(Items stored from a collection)
"""
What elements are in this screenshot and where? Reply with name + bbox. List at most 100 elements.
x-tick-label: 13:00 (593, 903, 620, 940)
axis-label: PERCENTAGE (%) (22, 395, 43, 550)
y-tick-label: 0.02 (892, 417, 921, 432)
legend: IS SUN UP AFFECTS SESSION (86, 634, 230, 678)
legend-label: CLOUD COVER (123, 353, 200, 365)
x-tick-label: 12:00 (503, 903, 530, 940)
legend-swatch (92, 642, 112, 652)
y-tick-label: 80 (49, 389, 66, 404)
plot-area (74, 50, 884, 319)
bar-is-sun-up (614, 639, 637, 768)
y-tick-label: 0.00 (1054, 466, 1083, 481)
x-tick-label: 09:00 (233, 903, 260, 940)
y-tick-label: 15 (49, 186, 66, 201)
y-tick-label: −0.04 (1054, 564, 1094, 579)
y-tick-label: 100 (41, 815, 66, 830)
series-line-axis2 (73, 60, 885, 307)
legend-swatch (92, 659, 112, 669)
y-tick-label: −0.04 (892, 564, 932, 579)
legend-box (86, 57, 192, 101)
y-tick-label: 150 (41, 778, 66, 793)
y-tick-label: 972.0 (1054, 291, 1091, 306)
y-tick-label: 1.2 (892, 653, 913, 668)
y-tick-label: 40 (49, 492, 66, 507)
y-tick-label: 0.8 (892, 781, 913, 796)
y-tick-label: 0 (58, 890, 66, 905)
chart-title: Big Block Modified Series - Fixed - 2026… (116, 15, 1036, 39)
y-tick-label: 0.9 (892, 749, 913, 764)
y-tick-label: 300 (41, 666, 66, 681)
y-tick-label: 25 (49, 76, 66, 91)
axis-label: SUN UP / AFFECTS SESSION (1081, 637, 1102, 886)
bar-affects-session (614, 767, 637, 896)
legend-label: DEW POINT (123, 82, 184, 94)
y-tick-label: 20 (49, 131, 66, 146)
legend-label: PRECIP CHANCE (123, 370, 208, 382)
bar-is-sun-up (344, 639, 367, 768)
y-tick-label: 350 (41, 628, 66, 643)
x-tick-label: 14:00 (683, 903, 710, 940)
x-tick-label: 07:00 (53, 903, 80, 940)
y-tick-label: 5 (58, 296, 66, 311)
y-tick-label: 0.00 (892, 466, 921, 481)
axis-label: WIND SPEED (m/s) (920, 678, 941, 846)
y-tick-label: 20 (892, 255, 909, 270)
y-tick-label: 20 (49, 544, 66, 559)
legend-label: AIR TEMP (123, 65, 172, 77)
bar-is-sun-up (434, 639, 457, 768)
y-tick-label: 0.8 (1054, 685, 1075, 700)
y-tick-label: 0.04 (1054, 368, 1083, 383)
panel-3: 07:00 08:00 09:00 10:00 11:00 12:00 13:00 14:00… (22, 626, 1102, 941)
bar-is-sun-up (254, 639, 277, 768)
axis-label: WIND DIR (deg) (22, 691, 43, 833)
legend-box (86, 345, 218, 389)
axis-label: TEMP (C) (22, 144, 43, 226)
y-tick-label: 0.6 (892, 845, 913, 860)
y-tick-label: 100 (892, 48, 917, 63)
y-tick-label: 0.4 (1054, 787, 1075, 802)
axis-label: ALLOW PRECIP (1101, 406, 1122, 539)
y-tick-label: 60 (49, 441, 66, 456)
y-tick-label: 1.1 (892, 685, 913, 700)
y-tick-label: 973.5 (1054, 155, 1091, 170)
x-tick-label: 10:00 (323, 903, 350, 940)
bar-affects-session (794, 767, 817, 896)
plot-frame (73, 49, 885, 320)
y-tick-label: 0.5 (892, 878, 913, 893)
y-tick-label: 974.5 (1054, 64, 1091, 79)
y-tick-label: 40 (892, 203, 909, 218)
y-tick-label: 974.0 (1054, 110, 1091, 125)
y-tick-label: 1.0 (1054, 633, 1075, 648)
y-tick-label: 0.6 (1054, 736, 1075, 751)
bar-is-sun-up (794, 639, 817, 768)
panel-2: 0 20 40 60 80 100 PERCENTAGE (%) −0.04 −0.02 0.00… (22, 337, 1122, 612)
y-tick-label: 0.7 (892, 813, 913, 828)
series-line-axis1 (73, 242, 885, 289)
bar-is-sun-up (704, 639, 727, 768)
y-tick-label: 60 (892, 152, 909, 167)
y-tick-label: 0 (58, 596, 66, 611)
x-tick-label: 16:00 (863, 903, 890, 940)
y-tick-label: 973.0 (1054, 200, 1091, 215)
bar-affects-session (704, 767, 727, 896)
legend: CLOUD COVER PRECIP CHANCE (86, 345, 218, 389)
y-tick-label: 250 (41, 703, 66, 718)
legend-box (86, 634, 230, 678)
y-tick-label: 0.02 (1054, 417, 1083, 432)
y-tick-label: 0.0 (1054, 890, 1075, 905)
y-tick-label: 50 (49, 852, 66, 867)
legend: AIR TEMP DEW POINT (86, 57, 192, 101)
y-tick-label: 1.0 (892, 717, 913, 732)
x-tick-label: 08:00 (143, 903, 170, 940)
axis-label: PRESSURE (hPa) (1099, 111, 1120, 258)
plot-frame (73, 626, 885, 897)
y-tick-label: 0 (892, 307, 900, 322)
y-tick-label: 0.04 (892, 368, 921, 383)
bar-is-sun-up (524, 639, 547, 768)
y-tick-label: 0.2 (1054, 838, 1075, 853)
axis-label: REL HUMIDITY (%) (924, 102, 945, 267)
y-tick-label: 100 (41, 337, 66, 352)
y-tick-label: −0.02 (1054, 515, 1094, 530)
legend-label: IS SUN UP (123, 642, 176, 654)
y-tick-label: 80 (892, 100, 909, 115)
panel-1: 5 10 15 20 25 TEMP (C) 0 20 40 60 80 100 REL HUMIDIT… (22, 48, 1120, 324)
"""
■ **PROBLEM REQUIREMENTS**: Reproduce the data verbatim, starting at the first line and ending at the line containing "y-tick-label: 25 (49, 76, 66, 91)", with both of those lines included.

■ **WRITTEN RESPONSE**:
What elements are in this screenshot and where? Reply with name + bbox. List at most 100 elements.
x-tick-label: 13:00 (593, 903, 620, 940)
axis-label: PERCENTAGE (%) (22, 395, 43, 550)
y-tick-label: 0.02 (892, 417, 921, 432)
legend: IS SUN UP AFFECTS SESSION (86, 634, 230, 678)
legend-label: CLOUD COVER (123, 353, 200, 365)
x-tick-label: 12:00 (503, 903, 530, 940)
legend-swatch (92, 642, 112, 652)
y-tick-label: 80 (49, 389, 66, 404)
plot-area (74, 50, 884, 319)
bar-is-sun-up (614, 639, 637, 768)
y-tick-label: 0.00 (1054, 466, 1083, 481)
x-tick-label: 09:00 (233, 903, 260, 940)
y-tick-label: 15 (49, 186, 66, 201)
y-tick-label: −0.04 (1054, 564, 1094, 579)
y-tick-label: 100 (41, 815, 66, 830)
series-line-axis2 (73, 60, 885, 307)
legend-swatch (92, 659, 112, 669)
y-tick-label: −0.04 (892, 564, 932, 579)
legend-box (86, 57, 192, 101)
y-tick-label: 150 (41, 778, 66, 793)
y-tick-label: 972.0 (1054, 291, 1091, 306)
y-tick-label: 1.2 (892, 653, 913, 668)
y-tick-label: 40 (49, 492, 66, 507)
y-tick-label: 0.8 (892, 781, 913, 796)
y-tick-label: 0 (58, 890, 66, 905)
chart-title: Big Block Modified Series - Fixed - 2026… (116, 15, 1036, 39)
y-tick-label: 0.9 (892, 749, 913, 764)
y-tick-label: 300 (41, 666, 66, 681)
y-tick-label: 25 (49, 76, 66, 91)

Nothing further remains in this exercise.